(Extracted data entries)

--- Begin ---

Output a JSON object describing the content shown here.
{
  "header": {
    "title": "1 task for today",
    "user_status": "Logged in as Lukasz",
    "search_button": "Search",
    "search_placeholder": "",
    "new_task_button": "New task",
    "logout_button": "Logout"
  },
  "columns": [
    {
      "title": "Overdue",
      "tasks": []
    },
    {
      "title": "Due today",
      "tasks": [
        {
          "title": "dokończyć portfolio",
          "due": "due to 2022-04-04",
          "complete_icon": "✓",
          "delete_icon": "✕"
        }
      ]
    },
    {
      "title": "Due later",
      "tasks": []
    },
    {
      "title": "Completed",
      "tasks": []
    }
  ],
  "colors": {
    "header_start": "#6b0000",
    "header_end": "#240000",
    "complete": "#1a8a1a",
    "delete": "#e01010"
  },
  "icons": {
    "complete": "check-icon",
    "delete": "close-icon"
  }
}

--- End ---

Output an exact copy of each record.

§ Written reply
Output a JSON object describing the content shown here.
{
  "header": {
    "title": "1 task for today",
    "user_status": "Logged in as Lukasz",
    "search_button": "Search",
    "search_placeholder": "",
    "new_task_button": "New task",
    "logout_button": "Logout"
  },
  "columns": [
    {
      "title": "Overdue",
      "tasks": []
    },
    {
      "title": "Due today",
      "tasks": [
        {
          "title": "dokończyć portfolio",
          "due": "due to 2022-04-04",
          "complete_icon": "✓",
          "delete_icon": "✕"
        }
      ]
    },
    {
      "title": "Due later",
      "tasks": []
    },
    {
      "title": "Completed",
      "tasks": []
    }
  ],
  "colors": {
    "header_start": "#6b0000",
    "header_end": "#240000",
    "complete": "#1a8a1a",
    "delete": "#e01010"
  },
  "icons": {
    "complete": "check-icon",
    "delete": "close-icon"
  }
}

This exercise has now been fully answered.